### SUPPLIED INFORMATION
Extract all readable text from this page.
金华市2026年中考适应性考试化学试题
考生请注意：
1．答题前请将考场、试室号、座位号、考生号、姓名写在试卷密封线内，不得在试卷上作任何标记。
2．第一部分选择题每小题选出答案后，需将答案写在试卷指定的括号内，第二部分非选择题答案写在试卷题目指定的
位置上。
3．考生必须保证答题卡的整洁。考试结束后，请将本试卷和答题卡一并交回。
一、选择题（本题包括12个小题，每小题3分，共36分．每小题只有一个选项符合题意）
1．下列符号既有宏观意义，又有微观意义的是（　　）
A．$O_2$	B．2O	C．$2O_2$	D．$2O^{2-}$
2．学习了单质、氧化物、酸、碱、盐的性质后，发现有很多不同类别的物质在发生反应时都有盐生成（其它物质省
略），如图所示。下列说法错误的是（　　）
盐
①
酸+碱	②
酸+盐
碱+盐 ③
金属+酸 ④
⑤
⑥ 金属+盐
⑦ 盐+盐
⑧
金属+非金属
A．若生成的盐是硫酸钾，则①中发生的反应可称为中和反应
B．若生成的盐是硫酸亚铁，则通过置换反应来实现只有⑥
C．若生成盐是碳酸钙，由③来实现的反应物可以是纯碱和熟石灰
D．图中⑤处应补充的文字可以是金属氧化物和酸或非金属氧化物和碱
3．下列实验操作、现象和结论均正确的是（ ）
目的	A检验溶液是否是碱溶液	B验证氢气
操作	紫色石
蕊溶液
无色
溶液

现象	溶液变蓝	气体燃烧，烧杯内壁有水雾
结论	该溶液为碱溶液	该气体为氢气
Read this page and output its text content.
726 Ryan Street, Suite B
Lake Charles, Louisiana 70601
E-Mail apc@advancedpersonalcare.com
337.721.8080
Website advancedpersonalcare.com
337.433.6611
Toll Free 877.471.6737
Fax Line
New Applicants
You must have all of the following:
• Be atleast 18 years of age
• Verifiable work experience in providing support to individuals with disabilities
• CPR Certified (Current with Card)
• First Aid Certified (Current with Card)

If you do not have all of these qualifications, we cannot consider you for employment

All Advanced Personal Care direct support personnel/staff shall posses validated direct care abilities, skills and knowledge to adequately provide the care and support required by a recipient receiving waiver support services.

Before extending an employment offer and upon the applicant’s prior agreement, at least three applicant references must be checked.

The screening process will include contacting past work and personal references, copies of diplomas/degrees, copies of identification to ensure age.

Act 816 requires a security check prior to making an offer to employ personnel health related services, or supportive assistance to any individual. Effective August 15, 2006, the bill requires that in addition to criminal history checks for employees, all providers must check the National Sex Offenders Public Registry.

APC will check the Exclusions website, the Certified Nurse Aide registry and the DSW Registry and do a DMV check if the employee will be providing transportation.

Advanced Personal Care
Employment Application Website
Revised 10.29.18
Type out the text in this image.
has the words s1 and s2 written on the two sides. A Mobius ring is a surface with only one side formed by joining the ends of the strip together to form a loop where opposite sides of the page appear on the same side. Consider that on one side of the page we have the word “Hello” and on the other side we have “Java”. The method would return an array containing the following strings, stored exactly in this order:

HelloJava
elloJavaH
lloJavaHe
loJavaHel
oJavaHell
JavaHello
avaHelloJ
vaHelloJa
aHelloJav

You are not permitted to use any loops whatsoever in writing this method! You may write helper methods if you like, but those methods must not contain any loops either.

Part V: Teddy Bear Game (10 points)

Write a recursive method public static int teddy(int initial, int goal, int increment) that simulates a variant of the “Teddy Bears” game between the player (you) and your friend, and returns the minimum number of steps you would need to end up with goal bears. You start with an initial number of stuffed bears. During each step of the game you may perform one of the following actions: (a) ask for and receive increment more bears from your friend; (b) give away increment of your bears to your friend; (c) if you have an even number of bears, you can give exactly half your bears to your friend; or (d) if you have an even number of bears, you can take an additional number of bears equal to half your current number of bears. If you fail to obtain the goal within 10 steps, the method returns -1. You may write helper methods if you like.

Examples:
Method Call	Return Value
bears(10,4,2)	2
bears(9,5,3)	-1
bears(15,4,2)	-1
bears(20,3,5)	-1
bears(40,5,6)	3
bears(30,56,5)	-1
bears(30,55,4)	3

### STATED GOAL
Your task is to quote all of the data word for word.

### TASK ANSWER
Extract all readable text from this page.
金华市2026年中考适应性考试化学试题
考生请注意：
1．答题前请将考场、试室号、座位号、考生号、姓名写在试卷密封线内，不得在试卷上作任何标记。
2．第一部分选择题每小题选出答案后，需将答案写在试卷指定的括号内，第二部分非选择题答案写在试卷题目指定的
位置上。
3．考生必须保证答题卡的整洁。考试结束后，请将本试卷和答题卡一并交回。
一、选择题（本题包括12个小题，每小题3分，共36分．每小题只有一个选项符合题意）
1．下列符号既有宏观意义，又有微观意义的是（　　）
A．$O_2$	B．2O	C．$2O_2$	D．$2O^{2-}$
2．学习了单质、氧化物、酸、碱、盐的性质后，发现有很多不同类别的物质在发生反应时都有盐生成（其它物质省
略），如图所示。下列说法错误的是（　　）
盐
①
酸+碱	②
酸+盐
碱+盐 ③
金属+酸 ④
⑤
⑥ 金属+盐
⑦ 盐+盐
⑧
金属+非金属
A．若生成的盐是硫酸钾，则①中发生的反应可称为中和反应
B．若生成的盐是硫酸亚铁，则通过置换反应来实现只有⑥
C．若生成盐是碳酸钙，由③来实现的反应物可以是纯碱和熟石灰
D．图中⑤处应补充的文字可以是金属氧化物和酸或非金属氧化物和碱
3．下列实验操作、现象和结论均正确的是（ ）
目的	A检验溶液是否是碱溶液	B验证氢气
操作	紫色石
蕊溶液
无色
溶液

现象	溶液变蓝	气体燃烧，烧杯内壁有水雾
结论	该溶液为碱溶液	该气体为氢气
Read this page and output its text content.
726 Ryan Street, Suite B
Lake Charles, Louisiana 70601
E-Mail apc@advancedpersonalcare.com
337.721.8080
Website advancedpersonalcare.com
337.433.6611
Toll Free 877.471.6737
Fax Line
New Applicants
You must have all of the following:
• Be atleast 18 years of age
• Verifiable work experience in providing support to individuals with disabilities
• CPR Certified (Current with Card)
• First Aid Certified (Current with Card)

If you do not have all of these qualifications, we cannot consider you for employment

All Advanced Personal Care direct support personnel/staff shall posses validated direct care abilities, skills and knowledge to adequately provide the care and support required by a recipient receiving waiver support services.

Before extending an employment offer and upon the applicant’s prior agreement, at least three applicant references must be checked.

The screening process will include contacting past work and personal references, copies of diplomas/degrees, copies of identification to ensure age.

Act 816 requires a security check prior to making an offer to employ personnel health related services, or supportive assistance to any individual. Effective August 15, 2006, the bill requires that in addition to criminal history checks for employees, all providers must check the National Sex Offenders Public Registry.

APC will check the Exclusions website, the Certified Nurse Aide registry and the DSW Registry and do a DMV check if the employee will be providing transportation.

Advanced Personal Care
Employment Application Website
Revised 10.29.18
Type out the text in this image.
has the words s1 and s2 written on the two sides. A Mobius ring is a surface with only one side formed by joining the ends of the strip together to form a loop where opposite sides of the page appear on the same side. Consider that on one side of the page we have the word “Hello” and on the other side we have “Java”. The method would return an array containing the following strings, stored exactly in this order:

HelloJava
elloJavaH
lloJavaHe
loJavaHel
oJavaHell
JavaHello
avaHelloJ
vaHelloJa
aHelloJav

You are not permitted to use any loops whatsoever in writing this method! You may write helper methods if you like, but those methods must not contain any loops either.

Part V: Teddy Bear Game (10 points)

Write a recursive method public static int teddy(int initial, int goal, int increment) that simulates a variant of the “Teddy Bears” game between the player (you) and your friend, and returns the minimum number of steps you would need to end up with goal bears. You start with an initial number of stuffed bears. During each step of the game you may perform one of the following actions: (a) ask for and receive increment more bears from your friend; (b) give away increment of your bears to your friend; (c) if you have an even number of bears, you can give exactly half your bears to your friend; or (d) if you have an even number of bears, you can take an additional number of bears equal to half your current number of bears. If you fail to obtain the goal within 10 steps, the method returns -1. You may write helper methods if you like.

Examples:
Method Call	Return Value
bears(10,4,2)	2
bears(9,5,3)	-1
bears(15,4,2)	-1
bears(20,3,5)	-1
bears(40,5,6)	3
bears(30,56,5)	-1
bears(30,55,4)	3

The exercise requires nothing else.